__SHORT EXERCISE__:
Say the number of lines containing the string "Latitude", and say nothing else.

__A block of data__:

───

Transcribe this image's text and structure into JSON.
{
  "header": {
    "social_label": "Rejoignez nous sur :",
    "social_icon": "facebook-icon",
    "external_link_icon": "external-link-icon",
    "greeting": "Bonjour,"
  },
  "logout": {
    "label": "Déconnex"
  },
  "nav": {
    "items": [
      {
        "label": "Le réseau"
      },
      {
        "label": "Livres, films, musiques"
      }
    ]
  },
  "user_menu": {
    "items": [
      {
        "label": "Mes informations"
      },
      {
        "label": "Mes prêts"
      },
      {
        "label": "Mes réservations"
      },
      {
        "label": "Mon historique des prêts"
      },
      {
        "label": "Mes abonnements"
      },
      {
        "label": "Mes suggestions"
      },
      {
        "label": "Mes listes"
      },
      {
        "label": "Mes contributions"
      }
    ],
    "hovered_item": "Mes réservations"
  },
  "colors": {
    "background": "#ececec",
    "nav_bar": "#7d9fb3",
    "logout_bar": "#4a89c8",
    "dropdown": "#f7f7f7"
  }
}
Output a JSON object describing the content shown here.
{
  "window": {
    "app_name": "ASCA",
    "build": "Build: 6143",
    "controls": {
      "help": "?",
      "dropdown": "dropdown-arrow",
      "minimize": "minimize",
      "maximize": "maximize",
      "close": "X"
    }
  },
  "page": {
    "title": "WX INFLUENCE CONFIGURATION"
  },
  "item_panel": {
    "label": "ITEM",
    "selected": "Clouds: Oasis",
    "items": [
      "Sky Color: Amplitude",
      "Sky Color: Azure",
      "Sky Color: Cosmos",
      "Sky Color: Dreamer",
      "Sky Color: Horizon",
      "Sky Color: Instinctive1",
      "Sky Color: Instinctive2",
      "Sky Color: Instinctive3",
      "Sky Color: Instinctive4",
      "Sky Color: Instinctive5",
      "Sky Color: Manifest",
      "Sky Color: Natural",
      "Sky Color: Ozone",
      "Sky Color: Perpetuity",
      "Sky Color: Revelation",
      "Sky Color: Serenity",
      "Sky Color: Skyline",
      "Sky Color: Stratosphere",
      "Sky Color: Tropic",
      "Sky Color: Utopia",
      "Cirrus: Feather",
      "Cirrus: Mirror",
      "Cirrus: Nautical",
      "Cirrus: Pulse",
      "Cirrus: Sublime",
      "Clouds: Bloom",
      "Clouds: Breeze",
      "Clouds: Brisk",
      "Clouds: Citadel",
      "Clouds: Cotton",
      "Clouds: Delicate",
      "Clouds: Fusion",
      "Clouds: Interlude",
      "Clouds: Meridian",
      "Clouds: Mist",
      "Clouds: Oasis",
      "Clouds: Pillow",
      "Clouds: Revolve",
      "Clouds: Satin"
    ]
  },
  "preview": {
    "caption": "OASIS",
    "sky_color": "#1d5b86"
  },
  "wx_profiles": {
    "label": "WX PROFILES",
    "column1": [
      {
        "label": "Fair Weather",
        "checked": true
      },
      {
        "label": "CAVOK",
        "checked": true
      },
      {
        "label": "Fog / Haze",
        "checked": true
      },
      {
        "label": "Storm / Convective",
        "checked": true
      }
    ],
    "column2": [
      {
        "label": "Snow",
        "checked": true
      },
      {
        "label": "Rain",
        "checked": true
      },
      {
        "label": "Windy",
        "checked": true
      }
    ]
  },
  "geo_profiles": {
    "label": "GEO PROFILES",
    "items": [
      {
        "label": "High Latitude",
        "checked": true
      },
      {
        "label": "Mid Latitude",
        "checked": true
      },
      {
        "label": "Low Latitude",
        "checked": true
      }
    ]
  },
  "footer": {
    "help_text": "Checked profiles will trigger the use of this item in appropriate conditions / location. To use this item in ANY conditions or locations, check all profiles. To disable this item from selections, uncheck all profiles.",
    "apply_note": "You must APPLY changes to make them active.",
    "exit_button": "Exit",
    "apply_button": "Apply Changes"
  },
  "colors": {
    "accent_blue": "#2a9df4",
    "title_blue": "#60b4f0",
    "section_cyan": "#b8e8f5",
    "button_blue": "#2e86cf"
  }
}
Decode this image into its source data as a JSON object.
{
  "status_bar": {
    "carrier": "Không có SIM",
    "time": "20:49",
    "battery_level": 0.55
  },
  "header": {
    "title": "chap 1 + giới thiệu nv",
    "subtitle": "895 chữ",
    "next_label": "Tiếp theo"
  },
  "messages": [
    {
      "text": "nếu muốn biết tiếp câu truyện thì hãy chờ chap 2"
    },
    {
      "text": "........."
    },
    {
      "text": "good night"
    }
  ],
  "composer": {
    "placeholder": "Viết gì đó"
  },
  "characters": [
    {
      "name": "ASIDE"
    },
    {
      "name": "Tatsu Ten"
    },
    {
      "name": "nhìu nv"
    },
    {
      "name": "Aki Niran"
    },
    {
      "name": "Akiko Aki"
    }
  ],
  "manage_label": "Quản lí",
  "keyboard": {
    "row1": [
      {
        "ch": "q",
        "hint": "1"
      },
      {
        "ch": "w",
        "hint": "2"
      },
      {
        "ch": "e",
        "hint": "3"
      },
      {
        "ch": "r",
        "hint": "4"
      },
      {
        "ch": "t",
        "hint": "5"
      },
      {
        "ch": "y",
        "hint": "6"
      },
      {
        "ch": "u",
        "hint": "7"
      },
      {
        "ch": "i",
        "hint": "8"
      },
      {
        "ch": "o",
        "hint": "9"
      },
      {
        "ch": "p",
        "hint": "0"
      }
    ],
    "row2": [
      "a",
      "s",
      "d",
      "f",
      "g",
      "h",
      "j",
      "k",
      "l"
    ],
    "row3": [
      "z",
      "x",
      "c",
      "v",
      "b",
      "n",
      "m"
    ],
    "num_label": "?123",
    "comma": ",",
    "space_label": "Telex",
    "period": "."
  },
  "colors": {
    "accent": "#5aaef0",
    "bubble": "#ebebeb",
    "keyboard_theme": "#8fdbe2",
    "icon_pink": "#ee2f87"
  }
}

───

__WRITTEN RESPONSE__:
3